▶ **AIM OF THE EXERCISE**
Scan the data below and report how many lines include the word "Name". Nothing else is wanted.
**** SUPPLIED DATA
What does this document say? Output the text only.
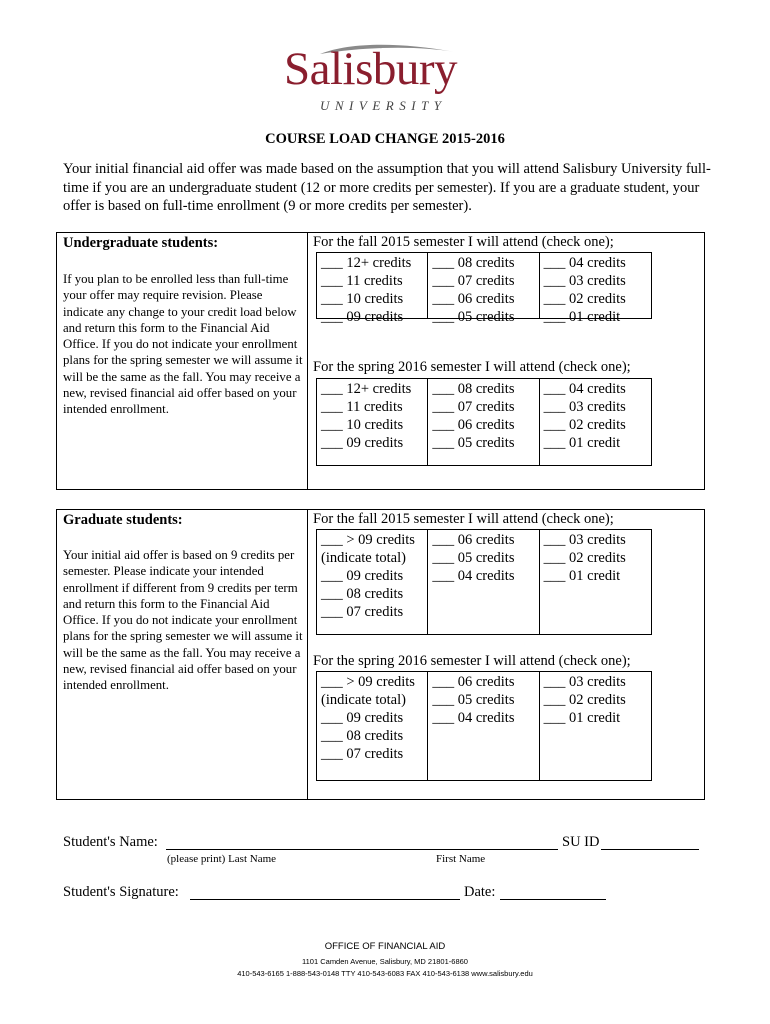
Salisbury
UNIVERSITY
COURSE LOAD CHANGE 2015-2016
Your initial financial aid offer was made based on the assumption that you will attend Salisbury University full-time if you are an undergraduate student (12 or more credits per semester). If you are a graduate student, your offer is based on full-time enrollment (9 or more credits per semester).
Undergraduate students:
If you plan to be enrolled less than full-time your offer may require revision. Please indicate any change to your credit load below and return this form to the Financial Aid Office. If you do not indicate your enrollment plans for the spring semester we will assume it will be the same as the fall. You may receive a new, revised financial aid offer based on your intended enrollment.
For the fall 2015 semester I will attend (check one);
___ 12+ credits
___ 11 credits
___ 10 credits
___ 09 credits
___ 08 credits
___ 07 credits
___ 06 credits
___ 05 credits
___ 04 credits
___ 03 credits
___ 02 credits
___ 01 credit
For the spring 2016 semester I will attend (check one);
___ 12+ credits
___ 11 credits
___ 10 credits
___ 09 credits
___ 08 credits
___ 07 credits
___ 06 credits
___ 05 credits
___ 04 credits
___ 03 credits
___ 02 credits
___ 01 credit
Graduate students:
Your initial aid offer is based on 9 credits per semester. Please indicate your intended enrollment if different from 9 credits per term and return this form to the Financial Aid Office. If you do not indicate your enrollment plans for the spring semester we will assume it will be the same as the fall. You may receive a new, revised financial aid offer based on your intended enrollment.
For the fall 2015 semester I will attend (check one);
___ > 09 credits
(indicate total)
___ 09 credits
___ 08 credits
___ 07 credits
___ 06 credits
___ 05 credits
___ 04 credits
___ 03 credits
___ 02 credits
___ 01 credit
For the spring 2016 semester I will attend (check one);
___ > 09 credits
(indicate total)
___ 09 credits
___ 08 credits
___ 07 credits
___ 06 credits
___ 05 credits
___ 04 credits
___ 03 credits
___ 02 credits
___ 01 credit
Student's Name:	SU ID
(please print) Last Name	First Name
Student's Signature:	Date:
OFFICE OF FINANCIAL AID
1101 Camden Avenue, Salisbury, MD 21801-6860
410-543-6165 1-888-543-0148 TTY 410-543-6083 FAX 410-543-6138 www.salisbury.edu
********
▶ **ANSWER TO THE PROBLEM**
2